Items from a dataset

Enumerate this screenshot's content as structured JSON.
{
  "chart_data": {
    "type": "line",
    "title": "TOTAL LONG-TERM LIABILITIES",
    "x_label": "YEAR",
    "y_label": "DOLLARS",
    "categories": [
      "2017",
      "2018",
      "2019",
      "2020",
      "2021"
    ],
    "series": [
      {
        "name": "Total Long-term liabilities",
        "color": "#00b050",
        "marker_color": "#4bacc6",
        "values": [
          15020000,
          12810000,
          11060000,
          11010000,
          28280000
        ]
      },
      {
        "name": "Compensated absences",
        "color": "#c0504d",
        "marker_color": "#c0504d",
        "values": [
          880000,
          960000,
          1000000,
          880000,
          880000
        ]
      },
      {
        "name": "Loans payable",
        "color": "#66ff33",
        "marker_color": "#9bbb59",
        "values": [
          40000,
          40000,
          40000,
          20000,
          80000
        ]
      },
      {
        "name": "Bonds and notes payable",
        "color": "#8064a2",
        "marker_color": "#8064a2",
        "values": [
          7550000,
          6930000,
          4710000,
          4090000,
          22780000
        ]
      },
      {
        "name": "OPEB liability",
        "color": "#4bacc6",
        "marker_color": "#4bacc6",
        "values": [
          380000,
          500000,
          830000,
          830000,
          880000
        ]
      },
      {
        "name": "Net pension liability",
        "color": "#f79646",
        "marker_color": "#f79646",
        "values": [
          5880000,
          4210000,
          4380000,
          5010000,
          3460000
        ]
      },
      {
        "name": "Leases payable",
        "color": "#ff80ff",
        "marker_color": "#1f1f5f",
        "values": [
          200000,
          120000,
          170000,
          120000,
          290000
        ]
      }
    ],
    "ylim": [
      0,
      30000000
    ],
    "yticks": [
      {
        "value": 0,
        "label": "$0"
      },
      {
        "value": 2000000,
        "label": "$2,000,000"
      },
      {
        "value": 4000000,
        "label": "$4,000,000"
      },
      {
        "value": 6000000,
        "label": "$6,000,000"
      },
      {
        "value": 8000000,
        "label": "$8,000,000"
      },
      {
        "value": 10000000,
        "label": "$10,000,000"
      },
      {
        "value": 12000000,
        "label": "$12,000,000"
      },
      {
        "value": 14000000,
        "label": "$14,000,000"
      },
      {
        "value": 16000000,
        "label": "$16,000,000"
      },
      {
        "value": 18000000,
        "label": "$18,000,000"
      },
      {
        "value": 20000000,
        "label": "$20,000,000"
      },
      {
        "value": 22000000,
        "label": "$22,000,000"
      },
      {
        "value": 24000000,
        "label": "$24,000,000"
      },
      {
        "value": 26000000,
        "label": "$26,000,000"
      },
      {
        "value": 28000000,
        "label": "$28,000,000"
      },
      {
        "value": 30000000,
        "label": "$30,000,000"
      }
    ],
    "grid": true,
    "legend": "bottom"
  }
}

* EXERCISE: Repeat every line of the material exactly as given.

* SOLUTION:
Enumerate this screenshot's content as structured JSON.
{
  "chart_data": {
    "type": "line",
    "title": "TOTAL LONG-TERM LIABILITIES",
    "x_label": "YEAR",
    "y_label": "DOLLARS",
    "categories": [
      "2017",
      "2018",
      "2019",
      "2020",
      "2021"
    ],
    "series": [
      {
        "name": "Total Long-term liabilities",
        "color": "#00b050",
        "marker_color": "#4bacc6",
        "values": [
          15020000,
          12810000,
          11060000,
          11010000,
          28280000
        ]
      },
      {
        "name": "Compensated absences",
        "color": "#c0504d",
        "marker_color": "#c0504d",
        "values": [
          880000,
          960000,
          1000000,
          880000,
          880000
        ]
      },
      {
        "name": "Loans payable",
        "color": "#66ff33",
        "marker_color": "#9bbb59",
        "values": [
          40000,
          40000,
          40000,
          20000,
          80000
        ]
      },
      {
        "name": "Bonds and notes payable",
        "color": "#8064a2",
        "marker_color": "#8064a2",
        "values": [
          7550000,
          6930000,
          4710000,
          4090000,
          22780000
        ]
      },
      {
        "name": "OPEB liability",
        "color": "#4bacc6",
        "marker_color": "#4bacc6",
        "values": [
          380000,
          500000,
          830000,
          830000,
          880000
        ]
      },
      {
        "name": "Net pension liability",
        "color": "#f79646",
        "marker_color": "#f79646",
        "values": [
          5880000,
          4210000,
          4380000,
          5010000,
          3460000
        ]
      },
      {
        "name": "Leases payable",
        "color": "#ff80ff",
        "marker_color": "#1f1f5f",
        "values": [
          200000,
          120000,
          170000,
          120000,
          290000
        ]
      }
    ],
    "ylim": [
      0,
      30000000
    ],
    "yticks": [
      {
        "value": 0,
        "label": "$0"
      },
      {
        "value": 2000000,
        "label": "$2,000,000"
      },
      {
        "value": 4000000,
        "label": "$4,000,000"
      },
      {
        "value": 6000000,
        "label": "$6,000,000"
      },
      {
        "value": 8000000,
        "label": "$8,000,000"
      },
      {
        "value": 10000000,
        "label": "$10,000,000"
      },
      {
        "value": 12000000,
        "label": "$12,000,000"
      },
      {
        "value": 14000000,
        "label": "$14,000,000"
      },
      {
        "value": 16000000,
        "label": "$16,000,000"
      },
      {
        "value": 18000000,
        "label": "$18,000,000"
      },
      {
        "value": 20000000,
        "label": "$20,000,000"
      },
      {
        "value": 22000000,
        "label": "$22,000,000"
      },
      {
        "value": 24000000,
        "label": "$24,000,000"
      },
      {
        "value": 26000000,
        "label": "$26,000,000"
      },
      {
        "value": 28000000,
        "label": "$28,000,000"
      },
      {
        "value": 30000000,
        "label": "$30,000,000"
      }
    ],
    "grid": true,
    "legend": "bottom"
  }
}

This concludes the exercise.